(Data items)
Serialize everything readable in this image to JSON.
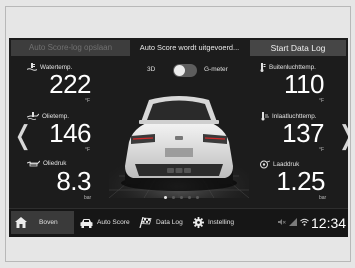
{
  "topbar": {
    "autoscore_log_save": "Auto Score-log opslaan",
    "autoscore_status": "Auto Score wordt uitgevoerd...",
    "start_data_log": "Start Data Log"
  },
  "toggle": {
    "left_label": "3D",
    "right_label": "G-meter"
  },
  "gauges": {
    "water_temp": {
      "label": "Watertemp.",
      "value": "222",
      "unit": "°F",
      "icon": "coolant-temp-icon"
    },
    "oil_temp": {
      "label": "Olietemp.",
      "value": "146",
      "unit": "°F",
      "icon": "oil-temp-icon"
    },
    "oil_pressure": {
      "label": "Oliedruk",
      "value": "8.3",
      "unit": "bar",
      "icon": "oil-pressure-icon"
    },
    "outside_temp": {
      "label": "Buitenluchttemp.",
      "value": "110",
      "unit": "°F",
      "icon": "outside-temp-icon"
    },
    "intake_temp": {
      "label": "Inlaatluchttemp.",
      "value": "137",
      "unit": "°F",
      "icon": "intake-temp-icon"
    },
    "boost": {
      "label": "Laaddruk",
      "value": "1.25",
      "unit": "bar",
      "icon": "turbo-icon"
    }
  },
  "page_indicator": {
    "count": 5,
    "active": 1
  },
  "nav": {
    "home": "Boven",
    "auto_score": "Auto Score",
    "data_log": "Data Log",
    "settings": "Instelling"
  },
  "status": {
    "time": "12:34"
  }
}
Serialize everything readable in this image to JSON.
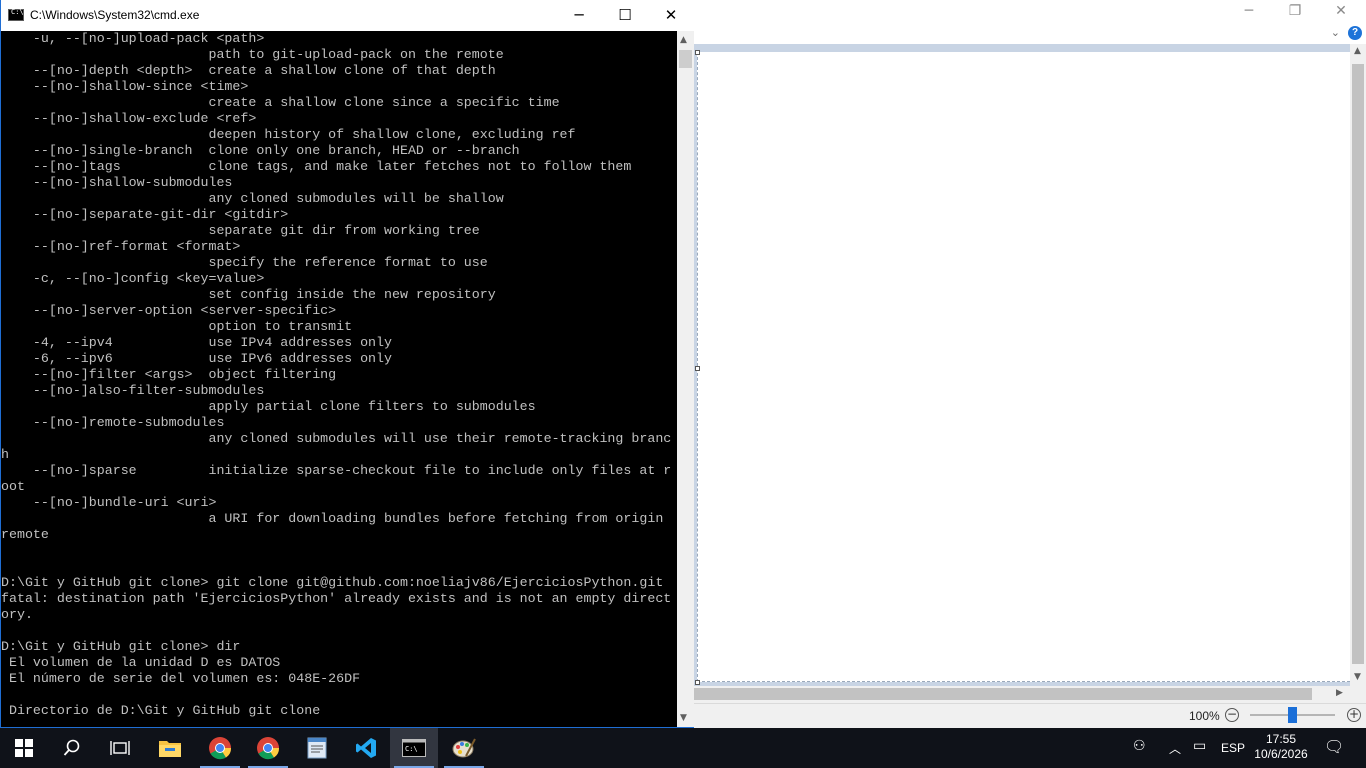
{
  "cmd": {
    "title": "C:\\Windows\\System32\\cmd.exe",
    "output": "    -u, --[no-]upload-pack <path>\n                          path to git-upload-pack on the remote\n    --[no-]depth <depth>  create a shallow clone of that depth\n    --[no-]shallow-since <time>\n                          create a shallow clone since a specific time\n    --[no-]shallow-exclude <ref>\n                          deepen history of shallow clone, excluding ref\n    --[no-]single-branch  clone only one branch, HEAD or --branch\n    --[no-]tags           clone tags, and make later fetches not to follow them\n    --[no-]shallow-submodules\n                          any cloned submodules will be shallow\n    --[no-]separate-git-dir <gitdir>\n                          separate git dir from working tree\n    --[no-]ref-format <format>\n                          specify the reference format to use\n    -c, --[no-]config <key=value>\n                          set config inside the new repository\n    --[no-]server-option <server-specific>\n                          option to transmit\n    -4, --ipv4            use IPv4 addresses only\n    -6, --ipv6            use IPv6 addresses only\n    --[no-]filter <args>  object filtering\n    --[no-]also-filter-submodules\n                          apply partial clone filters to submodules\n    --[no-]remote-submodules\n                          any cloned submodules will use their remote-tracking branc\nh\n    --[no-]sparse         initialize sparse-checkout file to include only files at r\noot\n    --[no-]bundle-uri <uri>\n                          a URI for downloading bundles before fetching from origin\nremote\n\n\nD:\\Git y GitHub git clone> git clone git@github.com:noeliajv86/EjerciciosPython.git\nfatal: destination path 'EjerciciosPython' already exists and is not an empty direct\nory.\n\nD:\\Git y GitHub git clone> dir\n El volumen de la unidad D es DATOS\n El número de serie del volumen es: 048E-26DF\n\n Directorio de D:\\Git y GitHub git clone"
  },
  "paint": {
    "zoom": "100%"
  },
  "taskbar": {
    "apps": [
      "start",
      "search",
      "task-view",
      "file-explorer",
      "chrome",
      "chrome",
      "notepad",
      "vscode",
      "cmd",
      "paint"
    ],
    "language": "ESP",
    "time": "17:55",
    "date": "10/6/2026"
  },
  "colors": {
    "console_bg": "#000000",
    "console_text": "#c0c0c0",
    "taskbar_bg": "#0f1219",
    "accent": "#1b6fd8"
  }
}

# Objective
Write out all the records again, exactly, minus any pictures.

# Task response
Serialize everything readable in this image to JSON.
{
  "topbar": {
    "autoscore_log_save": "Auto Score-log opslaan",
    "autoscore_status": "Auto Score wordt uitgevoerd...",
    "start_data_log": "Start Data Log"
  },
  "toggle": {
    "left_label": "3D",
    "right_label": "G-meter"
  },
  "gauges": {
    "water_temp": {
      "label": "Watertemp.",
      "value": "222",
      "unit": "°F",
      "icon": "coolant-temp-icon"
    },
    "oil_temp": {
      "label": "Olietemp.",
      "value": "146",
      "unit": "°F",
      "icon": "oil-temp-icon"
    },
    "oil_pressure": {
      "label": "Oliedruk",
      "value": "8.3",
      "unit": "bar",
      "icon": "oil-pressure-icon"
    },
    "outside_temp": {
      "label": "Buitenluchttemp.",
      "value": "110",
      "unit": "°F",
      "icon": "outside-temp-icon"
    },
    "intake_temp": {
      "label": "Inlaatluchttemp.",
      "value": "137",
      "unit": "°F",
      "icon": "intake-temp-icon"
    },
    "boost": {
      "label": "Laaddruk",
      "value": "1.25",
      "unit": "bar",
      "icon": "turbo-icon"
    }
  },
  "page_indicator": {
    "count": 5,
    "active": 1
  },
  "nav": {
    "home": "Boven",
    "auto_score": "Auto Score",
    "data_log": "Data Log",
    "settings": "Instelling"
  },
  "status": {
    "time": "12:34"
  }
}
Serialize everything readable in this image to JSON.
{
  "cmd": {
    "title": "C:\\Windows\\System32\\cmd.exe",
    "output": "    -u, --[no-]upload-pack <path>\n                          path to git-upload-pack on the remote\n    --[no-]depth <depth>  create a shallow clone of that depth\n    --[no-]shallow-since <time>\n                          create a shallow clone since a specific time\n    --[no-]shallow-exclude <ref>\n                          deepen history of shallow clone, excluding ref\n    --[no-]single-branch  clone only one branch, HEAD or --branch\n    --[no-]tags           clone tags, and make later fetches not to follow them\n    --[no-]shallow-submodules\n                          any cloned submodules will be shallow\n    --[no-]separate-git-dir <gitdir>\n                          separate git dir from working tree\n    --[no-]ref-format <format>\n                          specify the reference format to use\n    -c, --[no-]config <key=value>\n                          set config inside the new repository\n    --[no-]server-option <server-specific>\n                          option to transmit\n    -4, --ipv4            use IPv4 addresses only\n    -6, --ipv6            use IPv6 addresses only\n    --[no-]filter <args>  object filtering\n    --[no-]also-filter-submodules\n                          apply partial clone filters to submodules\n    --[no-]remote-submodules\n                          any cloned submodules will use their remote-tracking branc\nh\n    --[no-]sparse         initialize sparse-checkout file to include only files at r\noot\n    --[no-]bundle-uri <uri>\n                          a URI for downloading bundles before fetching from origin\nremote\n\n\nD:\\Git y GitHub git clone> git clone git@github.com:noeliajv86/EjerciciosPython.git\nfatal: destination path 'EjerciciosPython' already exists and is not an empty direct\nory.\n\nD:\\Git y GitHub git clone> dir\n El volumen de la unidad D es DATOS\n El número de serie del volumen es: 048E-26DF\n\n Directorio de D:\\Git y GitHub git clone"
  },
  "paint": {
    "zoom": "100%"
  },
  "taskbar": {
    "apps": [
      "start",
      "search",
      "task-view",
      "file-explorer",
      "chrome",
      "chrome",
      "notepad",
      "vscode",
      "cmd",
      "paint"
    ],
    "language": "ESP",
    "time": "17:55",
    "date": "10/6/2026"
  },
  "colors": {
    "console_bg": "#000000",
    "console_text": "#c0c0c0",
    "taskbar_bg": "#0f1219",
    "accent": "#1b6fd8"
  }
}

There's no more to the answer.